Start of EXERCISE MATERIAL
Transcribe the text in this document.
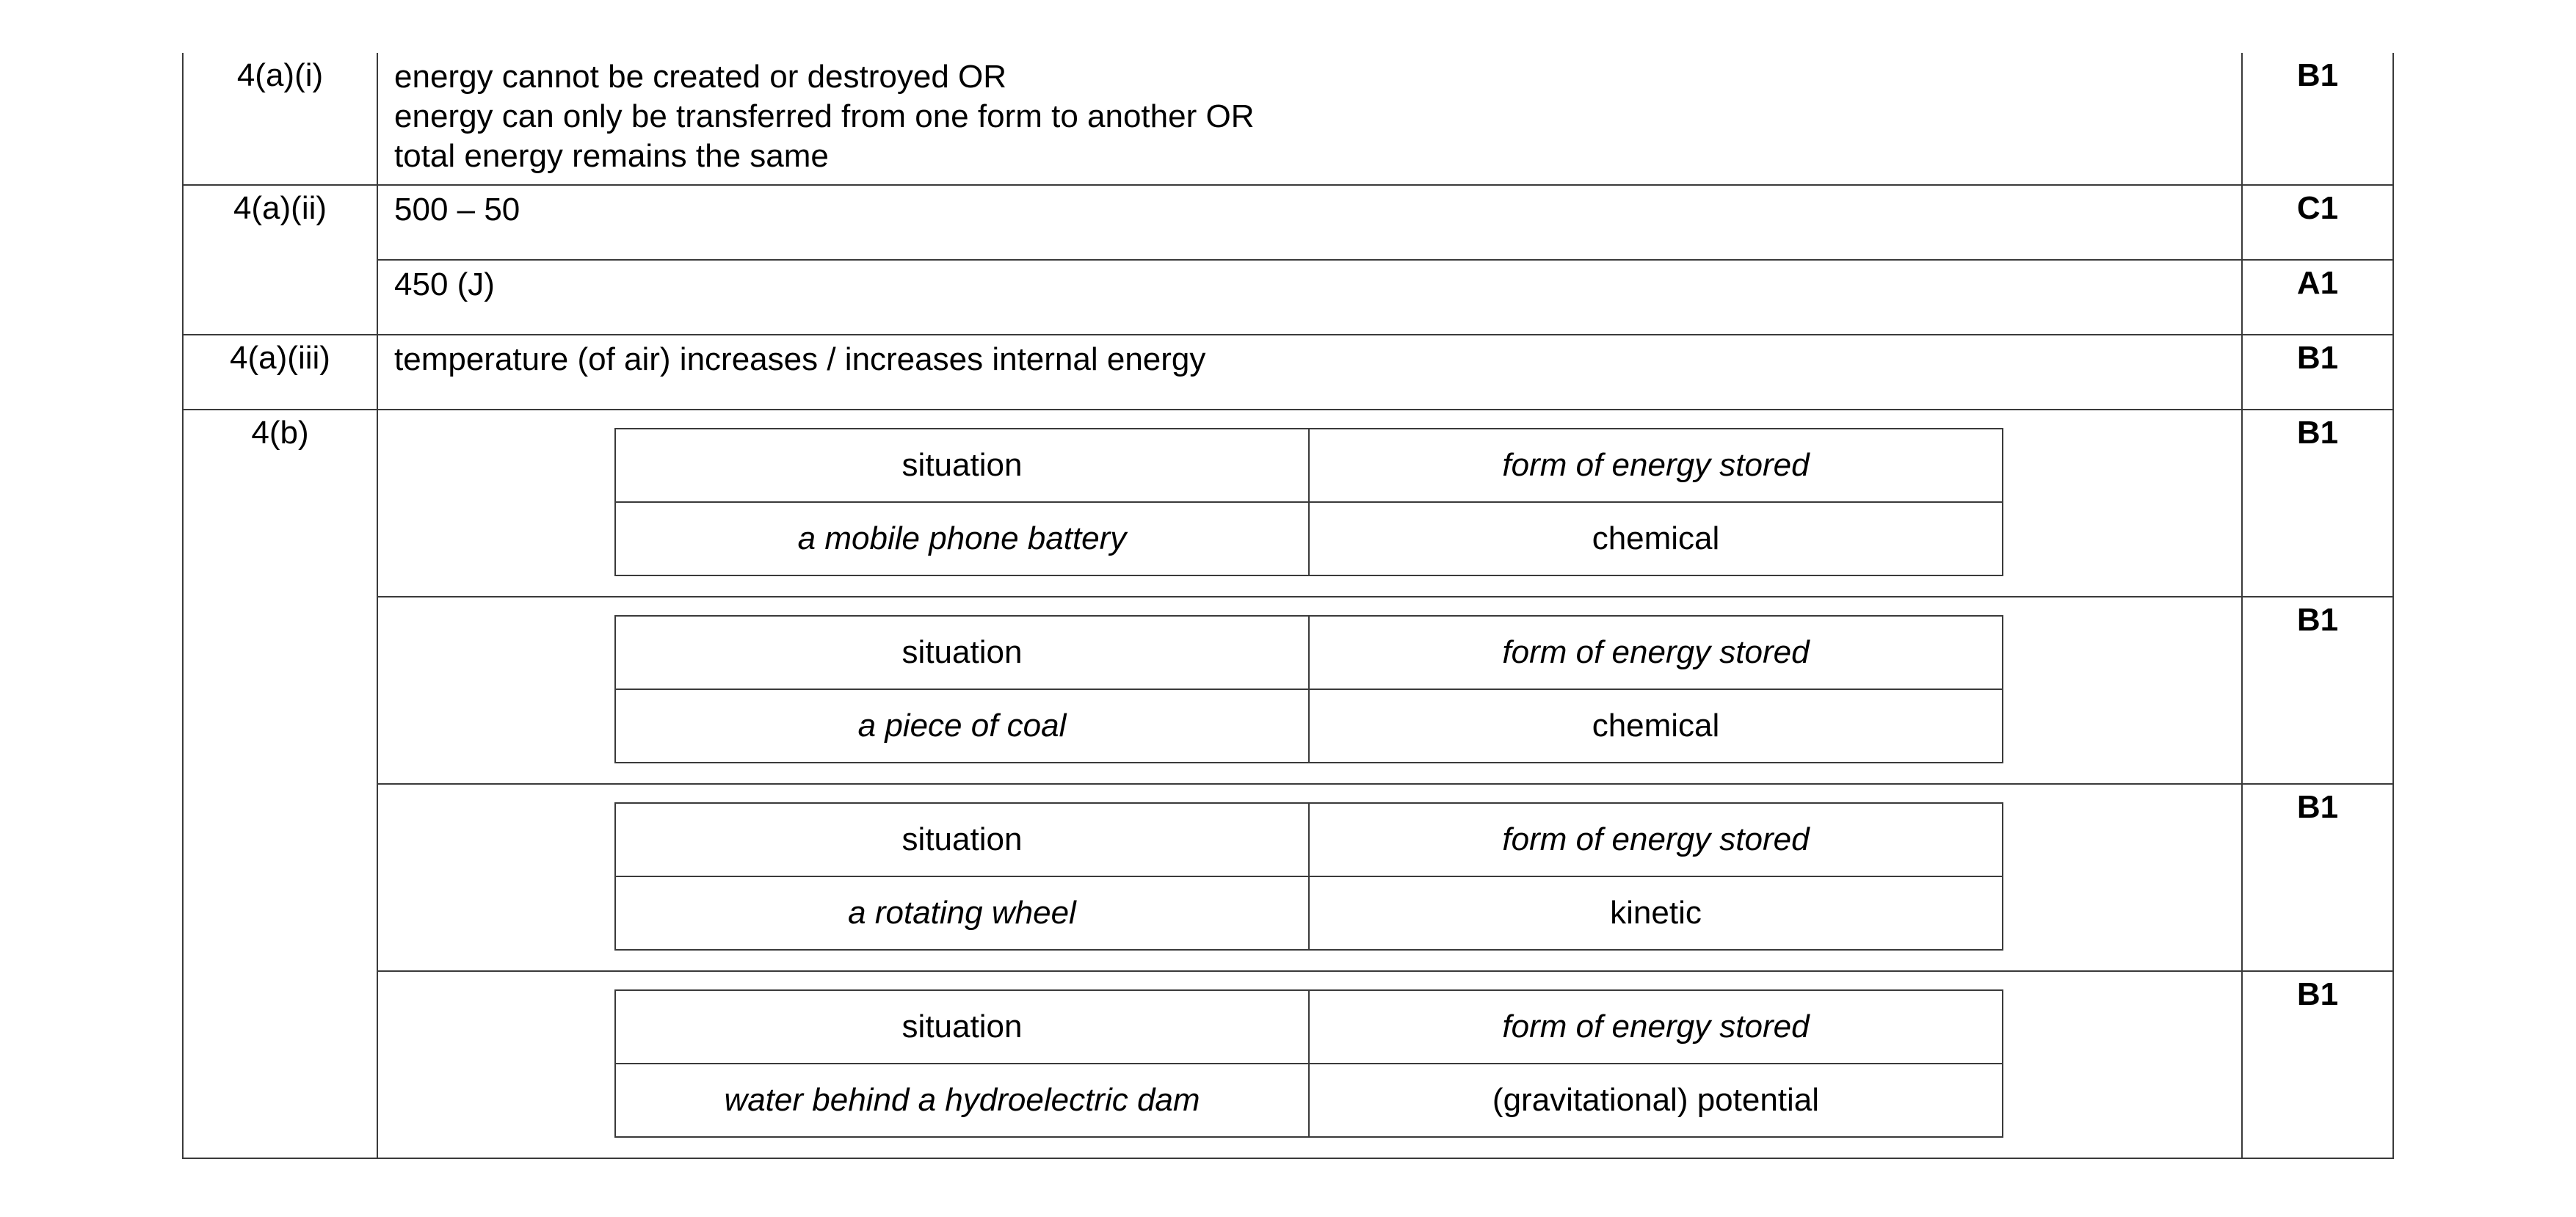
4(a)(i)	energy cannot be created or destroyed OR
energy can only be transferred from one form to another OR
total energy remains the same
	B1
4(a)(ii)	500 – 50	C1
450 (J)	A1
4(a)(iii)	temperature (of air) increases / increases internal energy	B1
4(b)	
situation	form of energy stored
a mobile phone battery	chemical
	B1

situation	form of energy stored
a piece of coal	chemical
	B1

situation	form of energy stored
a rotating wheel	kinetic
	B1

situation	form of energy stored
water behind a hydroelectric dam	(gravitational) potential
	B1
End of EXERCISE MATERIAL
Start of EXERCISE MATERIAL
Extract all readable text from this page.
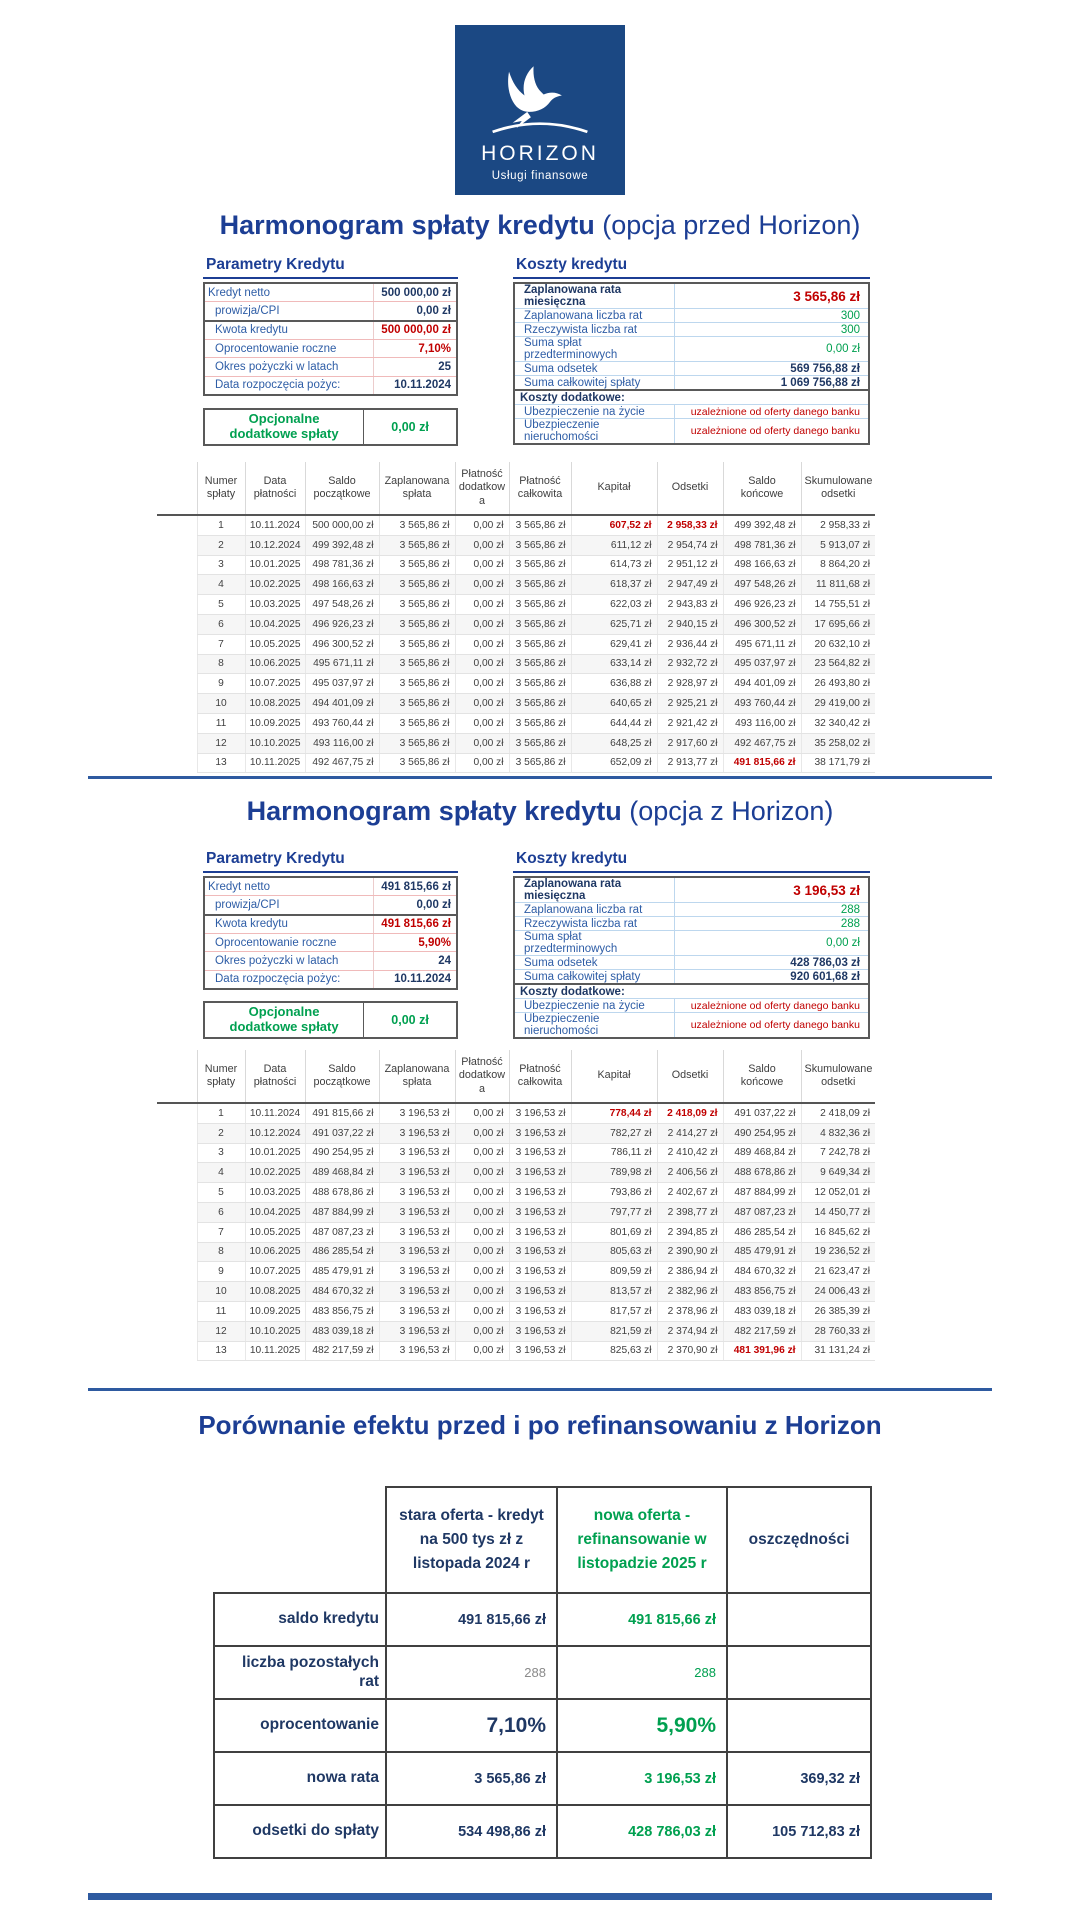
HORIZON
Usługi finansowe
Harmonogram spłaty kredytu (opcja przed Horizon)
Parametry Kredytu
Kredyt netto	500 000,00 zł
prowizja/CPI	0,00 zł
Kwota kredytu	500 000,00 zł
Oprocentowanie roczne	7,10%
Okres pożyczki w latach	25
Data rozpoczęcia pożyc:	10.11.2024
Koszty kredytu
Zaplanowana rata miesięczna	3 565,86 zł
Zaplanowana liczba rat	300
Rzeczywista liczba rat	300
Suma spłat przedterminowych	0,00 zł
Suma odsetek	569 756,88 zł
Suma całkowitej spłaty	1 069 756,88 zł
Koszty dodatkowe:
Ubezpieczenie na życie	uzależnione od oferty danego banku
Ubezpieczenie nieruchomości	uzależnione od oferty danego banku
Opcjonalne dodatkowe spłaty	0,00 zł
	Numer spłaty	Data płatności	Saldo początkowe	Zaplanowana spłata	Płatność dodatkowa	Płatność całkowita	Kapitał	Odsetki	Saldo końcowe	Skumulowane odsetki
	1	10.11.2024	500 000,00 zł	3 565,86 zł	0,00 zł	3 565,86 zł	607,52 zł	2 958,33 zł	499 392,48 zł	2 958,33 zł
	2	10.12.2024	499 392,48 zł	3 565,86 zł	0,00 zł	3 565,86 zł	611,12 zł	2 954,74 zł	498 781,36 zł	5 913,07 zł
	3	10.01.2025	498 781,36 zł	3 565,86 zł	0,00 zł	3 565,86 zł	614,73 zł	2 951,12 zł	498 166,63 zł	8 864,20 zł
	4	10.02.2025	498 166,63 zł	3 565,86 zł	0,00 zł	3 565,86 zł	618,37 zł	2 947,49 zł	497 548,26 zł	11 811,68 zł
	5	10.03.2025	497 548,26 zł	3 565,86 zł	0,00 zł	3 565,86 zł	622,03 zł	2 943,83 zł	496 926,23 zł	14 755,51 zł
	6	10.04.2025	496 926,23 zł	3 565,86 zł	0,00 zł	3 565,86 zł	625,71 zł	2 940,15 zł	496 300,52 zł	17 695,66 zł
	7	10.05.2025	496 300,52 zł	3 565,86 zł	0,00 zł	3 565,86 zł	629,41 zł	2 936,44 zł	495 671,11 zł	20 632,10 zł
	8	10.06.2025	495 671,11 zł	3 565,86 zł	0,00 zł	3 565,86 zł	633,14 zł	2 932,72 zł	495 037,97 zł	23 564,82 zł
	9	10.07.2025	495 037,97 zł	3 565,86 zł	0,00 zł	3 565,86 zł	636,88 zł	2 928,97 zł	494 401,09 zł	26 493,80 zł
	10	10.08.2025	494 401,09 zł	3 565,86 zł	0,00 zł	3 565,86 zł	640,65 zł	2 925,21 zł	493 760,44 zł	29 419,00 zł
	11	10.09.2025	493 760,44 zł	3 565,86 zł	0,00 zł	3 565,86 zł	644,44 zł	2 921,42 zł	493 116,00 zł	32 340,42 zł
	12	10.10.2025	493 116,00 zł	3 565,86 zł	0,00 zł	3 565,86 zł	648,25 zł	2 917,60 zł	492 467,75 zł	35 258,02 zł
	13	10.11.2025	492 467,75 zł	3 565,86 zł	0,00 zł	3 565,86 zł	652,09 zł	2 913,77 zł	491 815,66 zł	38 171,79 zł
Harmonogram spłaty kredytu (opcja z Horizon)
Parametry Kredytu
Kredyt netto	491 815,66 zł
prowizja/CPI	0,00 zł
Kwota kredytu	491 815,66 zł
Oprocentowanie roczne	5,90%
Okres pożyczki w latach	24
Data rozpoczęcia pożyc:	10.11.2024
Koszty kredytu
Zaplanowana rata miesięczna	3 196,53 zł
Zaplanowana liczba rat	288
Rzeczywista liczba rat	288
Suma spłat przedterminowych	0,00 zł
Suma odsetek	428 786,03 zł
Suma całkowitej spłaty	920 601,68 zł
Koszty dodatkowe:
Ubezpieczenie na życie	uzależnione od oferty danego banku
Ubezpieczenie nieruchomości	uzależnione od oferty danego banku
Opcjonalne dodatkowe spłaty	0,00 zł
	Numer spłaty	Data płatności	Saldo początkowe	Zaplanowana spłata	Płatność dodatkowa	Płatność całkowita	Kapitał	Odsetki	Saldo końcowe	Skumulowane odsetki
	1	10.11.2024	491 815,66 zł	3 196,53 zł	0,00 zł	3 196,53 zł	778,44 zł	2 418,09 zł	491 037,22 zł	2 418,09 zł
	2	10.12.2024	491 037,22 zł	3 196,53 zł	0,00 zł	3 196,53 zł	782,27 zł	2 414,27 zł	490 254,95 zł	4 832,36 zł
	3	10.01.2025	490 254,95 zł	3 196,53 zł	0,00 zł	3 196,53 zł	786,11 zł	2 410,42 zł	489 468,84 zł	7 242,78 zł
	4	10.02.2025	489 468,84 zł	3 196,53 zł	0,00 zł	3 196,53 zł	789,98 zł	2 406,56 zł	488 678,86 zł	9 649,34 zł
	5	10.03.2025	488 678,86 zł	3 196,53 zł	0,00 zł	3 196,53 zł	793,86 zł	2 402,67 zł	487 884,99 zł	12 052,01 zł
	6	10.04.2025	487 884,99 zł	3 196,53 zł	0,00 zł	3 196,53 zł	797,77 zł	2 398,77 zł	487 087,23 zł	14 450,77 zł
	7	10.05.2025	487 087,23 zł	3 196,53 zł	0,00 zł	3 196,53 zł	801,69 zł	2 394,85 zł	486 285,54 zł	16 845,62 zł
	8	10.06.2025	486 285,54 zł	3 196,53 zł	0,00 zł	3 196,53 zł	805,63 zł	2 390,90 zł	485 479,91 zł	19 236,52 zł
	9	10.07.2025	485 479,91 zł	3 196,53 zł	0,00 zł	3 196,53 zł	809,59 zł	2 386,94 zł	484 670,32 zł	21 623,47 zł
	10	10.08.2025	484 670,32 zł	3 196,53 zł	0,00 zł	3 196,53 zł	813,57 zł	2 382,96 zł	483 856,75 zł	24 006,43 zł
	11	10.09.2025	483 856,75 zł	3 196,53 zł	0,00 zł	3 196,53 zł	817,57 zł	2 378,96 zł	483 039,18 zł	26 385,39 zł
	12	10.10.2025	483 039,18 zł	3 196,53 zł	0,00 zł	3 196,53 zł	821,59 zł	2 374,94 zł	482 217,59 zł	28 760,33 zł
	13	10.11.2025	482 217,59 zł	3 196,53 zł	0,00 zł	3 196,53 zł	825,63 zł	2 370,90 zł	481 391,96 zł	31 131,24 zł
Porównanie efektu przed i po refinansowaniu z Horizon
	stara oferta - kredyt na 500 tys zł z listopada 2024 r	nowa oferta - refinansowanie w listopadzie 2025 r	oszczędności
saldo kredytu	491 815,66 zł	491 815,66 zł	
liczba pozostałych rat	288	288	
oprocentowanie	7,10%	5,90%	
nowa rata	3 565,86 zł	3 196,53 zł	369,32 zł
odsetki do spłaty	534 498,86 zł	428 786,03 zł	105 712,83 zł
End of EXERCISE MATERIAL
■ **AIM**: Select the lines in this material that hold the word "netto", leaving none out.

■ **SOLUTION FOR THIS TASK**:
Kredyt netto	500 000,00 zł
Kredyt netto	491 815,66 zł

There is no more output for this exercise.